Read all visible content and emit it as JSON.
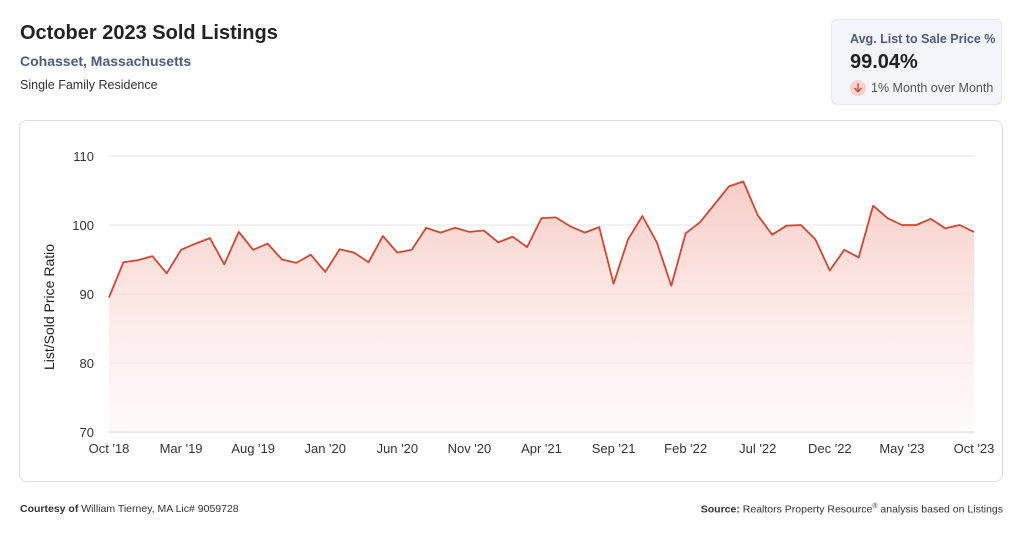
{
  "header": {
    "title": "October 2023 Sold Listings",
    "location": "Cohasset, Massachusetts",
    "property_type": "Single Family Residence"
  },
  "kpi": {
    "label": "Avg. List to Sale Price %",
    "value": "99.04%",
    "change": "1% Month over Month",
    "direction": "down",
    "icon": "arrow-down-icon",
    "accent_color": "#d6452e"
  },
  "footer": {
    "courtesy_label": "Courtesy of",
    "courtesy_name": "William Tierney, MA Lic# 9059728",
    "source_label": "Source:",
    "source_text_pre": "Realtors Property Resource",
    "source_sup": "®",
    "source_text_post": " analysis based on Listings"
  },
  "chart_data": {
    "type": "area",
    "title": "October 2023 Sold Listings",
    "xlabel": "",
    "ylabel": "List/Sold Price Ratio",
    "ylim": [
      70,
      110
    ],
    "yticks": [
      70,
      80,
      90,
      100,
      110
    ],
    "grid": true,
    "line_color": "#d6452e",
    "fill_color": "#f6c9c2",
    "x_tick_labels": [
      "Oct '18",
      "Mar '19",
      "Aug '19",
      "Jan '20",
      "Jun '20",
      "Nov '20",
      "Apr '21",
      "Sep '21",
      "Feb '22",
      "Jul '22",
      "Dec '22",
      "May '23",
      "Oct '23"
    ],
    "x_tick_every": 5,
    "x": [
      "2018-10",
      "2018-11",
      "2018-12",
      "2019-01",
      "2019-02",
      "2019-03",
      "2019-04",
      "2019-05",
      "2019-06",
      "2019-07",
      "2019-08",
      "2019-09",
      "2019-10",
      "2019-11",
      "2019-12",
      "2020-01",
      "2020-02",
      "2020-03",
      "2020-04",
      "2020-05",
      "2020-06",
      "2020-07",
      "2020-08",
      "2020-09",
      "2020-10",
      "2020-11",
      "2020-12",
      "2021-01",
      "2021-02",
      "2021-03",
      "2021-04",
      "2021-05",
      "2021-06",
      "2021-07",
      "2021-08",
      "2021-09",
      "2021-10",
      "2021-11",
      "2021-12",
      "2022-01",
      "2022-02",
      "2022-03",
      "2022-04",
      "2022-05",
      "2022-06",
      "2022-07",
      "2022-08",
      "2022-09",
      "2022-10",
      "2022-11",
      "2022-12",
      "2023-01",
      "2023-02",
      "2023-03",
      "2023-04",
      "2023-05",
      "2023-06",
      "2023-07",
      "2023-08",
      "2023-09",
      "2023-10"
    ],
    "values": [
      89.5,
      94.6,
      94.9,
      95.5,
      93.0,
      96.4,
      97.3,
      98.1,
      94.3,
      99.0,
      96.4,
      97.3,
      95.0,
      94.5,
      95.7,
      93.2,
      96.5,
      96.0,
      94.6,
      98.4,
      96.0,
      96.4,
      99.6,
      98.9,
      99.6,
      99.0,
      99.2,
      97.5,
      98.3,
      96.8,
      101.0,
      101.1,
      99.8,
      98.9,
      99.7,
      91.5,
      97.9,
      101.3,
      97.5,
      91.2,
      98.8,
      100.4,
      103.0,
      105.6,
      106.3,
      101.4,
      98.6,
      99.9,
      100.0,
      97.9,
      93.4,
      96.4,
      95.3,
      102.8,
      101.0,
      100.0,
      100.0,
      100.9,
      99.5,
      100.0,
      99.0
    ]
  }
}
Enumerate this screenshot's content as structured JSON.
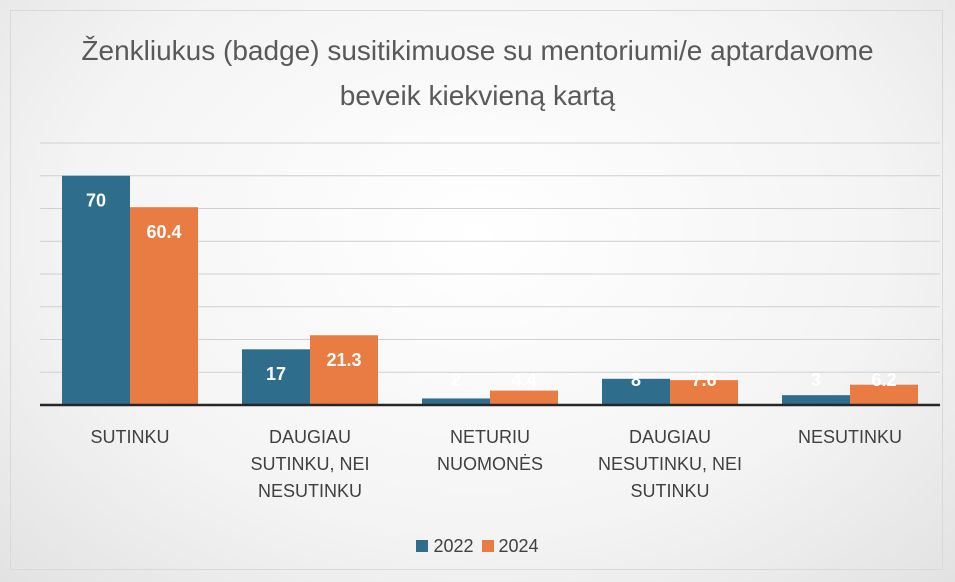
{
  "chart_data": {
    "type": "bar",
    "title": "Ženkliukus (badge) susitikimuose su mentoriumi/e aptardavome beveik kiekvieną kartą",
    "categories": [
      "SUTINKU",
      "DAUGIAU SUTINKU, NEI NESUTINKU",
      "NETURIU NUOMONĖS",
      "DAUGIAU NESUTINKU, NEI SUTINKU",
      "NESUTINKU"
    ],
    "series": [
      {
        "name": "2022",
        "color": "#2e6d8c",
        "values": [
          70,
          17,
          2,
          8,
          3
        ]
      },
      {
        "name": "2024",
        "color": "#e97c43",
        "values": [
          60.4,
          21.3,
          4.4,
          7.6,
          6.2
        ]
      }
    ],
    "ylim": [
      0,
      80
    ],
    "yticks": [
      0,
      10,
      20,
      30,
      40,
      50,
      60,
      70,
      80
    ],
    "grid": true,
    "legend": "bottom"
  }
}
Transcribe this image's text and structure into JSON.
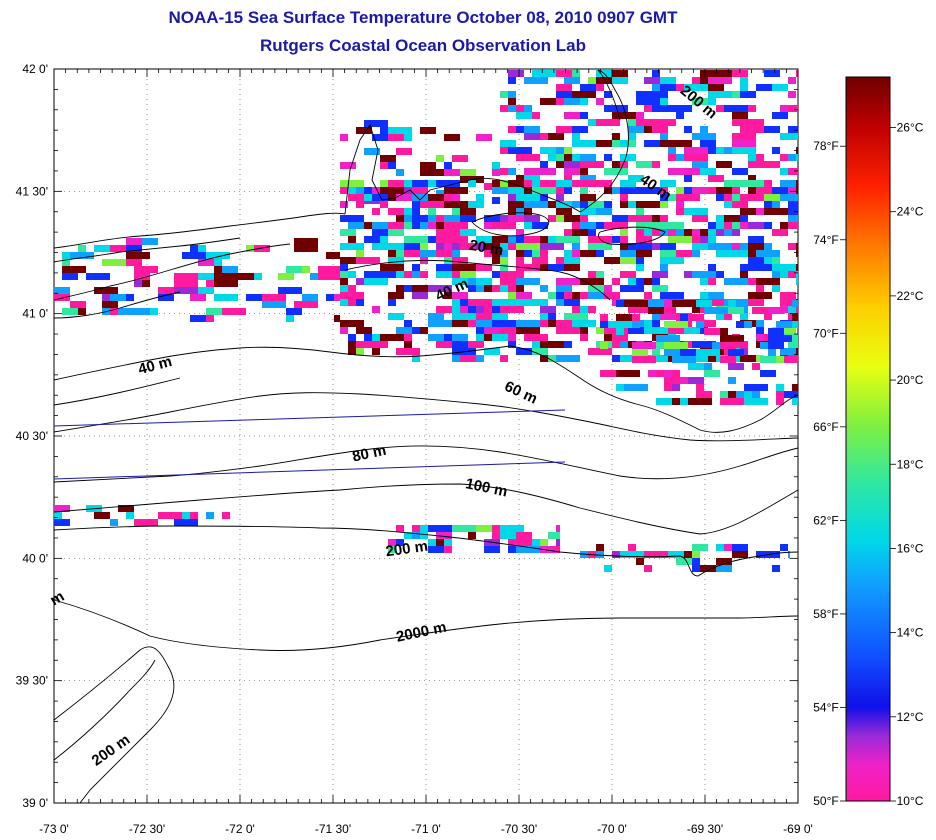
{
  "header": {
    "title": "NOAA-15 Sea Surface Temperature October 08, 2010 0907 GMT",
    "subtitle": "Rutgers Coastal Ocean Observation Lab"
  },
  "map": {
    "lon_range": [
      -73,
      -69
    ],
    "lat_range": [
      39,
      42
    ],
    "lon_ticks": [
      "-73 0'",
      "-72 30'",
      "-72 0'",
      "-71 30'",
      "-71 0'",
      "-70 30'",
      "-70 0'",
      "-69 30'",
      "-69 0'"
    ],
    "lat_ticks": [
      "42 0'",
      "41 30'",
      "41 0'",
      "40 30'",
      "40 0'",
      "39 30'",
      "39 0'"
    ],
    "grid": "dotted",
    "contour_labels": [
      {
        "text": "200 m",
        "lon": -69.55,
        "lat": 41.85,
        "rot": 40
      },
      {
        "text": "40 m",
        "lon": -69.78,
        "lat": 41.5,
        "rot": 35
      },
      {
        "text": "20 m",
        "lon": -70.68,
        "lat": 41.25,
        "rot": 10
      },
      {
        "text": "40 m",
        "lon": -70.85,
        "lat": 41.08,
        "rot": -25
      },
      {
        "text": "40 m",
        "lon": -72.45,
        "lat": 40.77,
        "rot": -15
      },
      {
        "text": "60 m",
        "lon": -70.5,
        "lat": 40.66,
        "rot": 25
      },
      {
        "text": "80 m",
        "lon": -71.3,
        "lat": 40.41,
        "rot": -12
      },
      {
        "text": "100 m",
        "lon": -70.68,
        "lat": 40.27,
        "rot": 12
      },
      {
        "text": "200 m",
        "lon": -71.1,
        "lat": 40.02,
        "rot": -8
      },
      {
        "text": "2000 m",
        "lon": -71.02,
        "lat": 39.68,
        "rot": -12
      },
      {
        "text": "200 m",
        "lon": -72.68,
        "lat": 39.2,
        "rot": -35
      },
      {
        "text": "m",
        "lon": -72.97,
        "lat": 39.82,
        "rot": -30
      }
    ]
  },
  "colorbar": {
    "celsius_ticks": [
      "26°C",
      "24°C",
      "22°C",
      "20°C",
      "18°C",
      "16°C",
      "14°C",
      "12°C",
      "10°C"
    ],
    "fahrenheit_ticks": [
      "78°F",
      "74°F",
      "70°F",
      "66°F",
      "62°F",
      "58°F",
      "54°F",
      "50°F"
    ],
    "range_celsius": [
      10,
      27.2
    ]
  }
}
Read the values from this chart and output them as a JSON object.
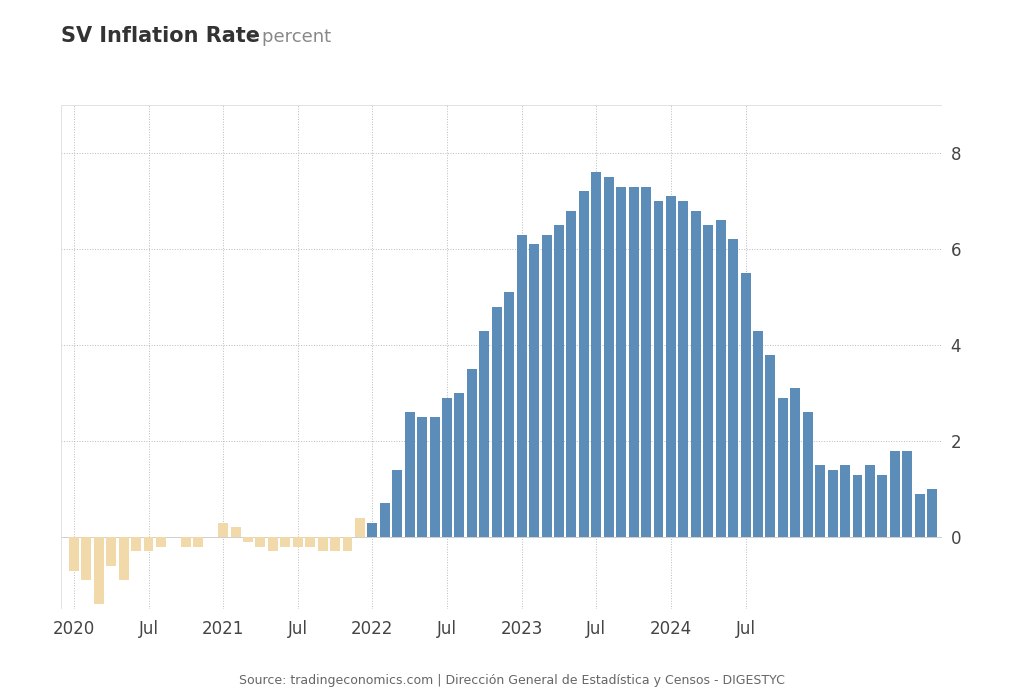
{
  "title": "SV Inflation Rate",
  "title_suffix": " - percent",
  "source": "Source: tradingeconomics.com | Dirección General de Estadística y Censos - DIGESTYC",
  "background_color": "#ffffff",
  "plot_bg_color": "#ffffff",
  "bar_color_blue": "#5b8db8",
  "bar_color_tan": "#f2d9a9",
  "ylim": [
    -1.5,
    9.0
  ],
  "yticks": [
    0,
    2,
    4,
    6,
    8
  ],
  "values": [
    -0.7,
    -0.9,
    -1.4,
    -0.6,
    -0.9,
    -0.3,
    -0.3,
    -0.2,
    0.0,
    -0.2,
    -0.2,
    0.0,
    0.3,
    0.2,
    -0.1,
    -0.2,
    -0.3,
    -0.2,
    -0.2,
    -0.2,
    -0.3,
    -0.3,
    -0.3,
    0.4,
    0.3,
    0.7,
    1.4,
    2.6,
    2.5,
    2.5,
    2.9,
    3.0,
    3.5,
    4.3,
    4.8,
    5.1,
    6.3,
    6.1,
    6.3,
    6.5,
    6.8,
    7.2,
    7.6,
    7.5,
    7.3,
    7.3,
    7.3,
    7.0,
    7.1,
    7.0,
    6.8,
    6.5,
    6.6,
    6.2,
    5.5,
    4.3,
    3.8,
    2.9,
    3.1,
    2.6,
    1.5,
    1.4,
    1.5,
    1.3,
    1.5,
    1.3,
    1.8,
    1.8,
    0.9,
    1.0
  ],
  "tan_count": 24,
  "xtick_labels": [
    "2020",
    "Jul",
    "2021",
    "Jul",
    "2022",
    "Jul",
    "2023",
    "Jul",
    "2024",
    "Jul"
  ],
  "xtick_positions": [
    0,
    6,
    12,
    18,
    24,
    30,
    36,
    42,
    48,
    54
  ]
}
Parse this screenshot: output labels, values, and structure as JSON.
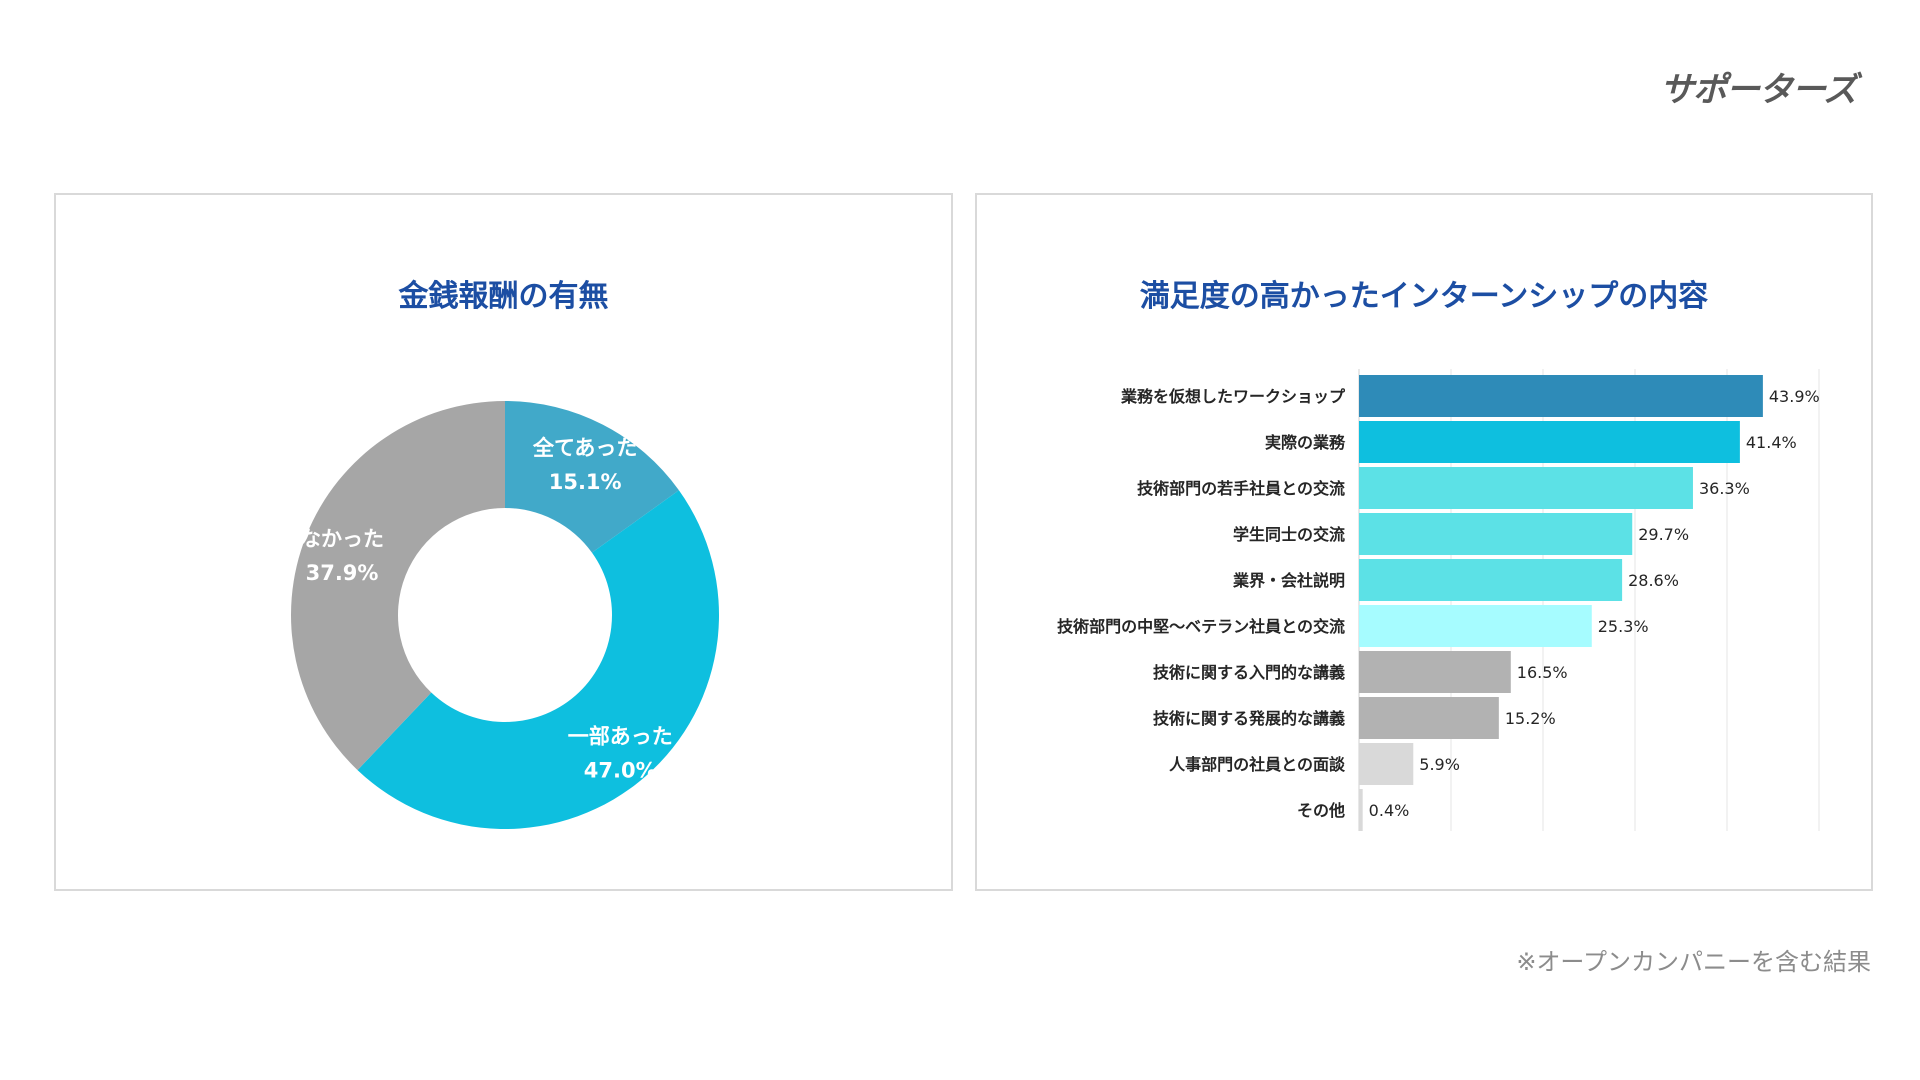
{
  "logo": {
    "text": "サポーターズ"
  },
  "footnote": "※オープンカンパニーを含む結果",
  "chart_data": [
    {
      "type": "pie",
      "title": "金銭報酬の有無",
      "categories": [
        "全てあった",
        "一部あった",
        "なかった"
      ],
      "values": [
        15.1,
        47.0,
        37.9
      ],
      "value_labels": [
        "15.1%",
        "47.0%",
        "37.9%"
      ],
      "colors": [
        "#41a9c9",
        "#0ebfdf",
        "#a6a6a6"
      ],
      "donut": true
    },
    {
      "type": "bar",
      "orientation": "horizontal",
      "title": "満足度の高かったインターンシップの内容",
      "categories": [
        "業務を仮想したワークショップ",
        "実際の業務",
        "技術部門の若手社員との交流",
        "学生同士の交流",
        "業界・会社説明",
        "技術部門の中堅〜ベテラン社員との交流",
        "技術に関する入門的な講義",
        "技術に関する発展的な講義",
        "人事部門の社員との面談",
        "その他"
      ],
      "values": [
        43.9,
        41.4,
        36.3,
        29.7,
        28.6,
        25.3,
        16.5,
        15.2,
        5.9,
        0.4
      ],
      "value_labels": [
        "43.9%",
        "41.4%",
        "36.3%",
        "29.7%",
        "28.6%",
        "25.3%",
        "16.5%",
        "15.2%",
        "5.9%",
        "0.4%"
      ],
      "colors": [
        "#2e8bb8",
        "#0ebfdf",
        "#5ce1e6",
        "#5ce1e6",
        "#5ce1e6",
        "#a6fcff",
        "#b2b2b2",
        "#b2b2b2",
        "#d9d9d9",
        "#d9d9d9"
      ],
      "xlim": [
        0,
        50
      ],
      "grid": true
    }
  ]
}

┄┄┄┄┄┄┄┄┄┄┄┄┄┄┄┄┄┄┄┄

» **BRIEF**: In the entries above, identify each line that includes the string "output", then copy it.

» **THE COMPLETED TASK**:
Read the values from this chart and output them as a JSON object.
Parse this screenshot: output labels, values, and structure as JSON.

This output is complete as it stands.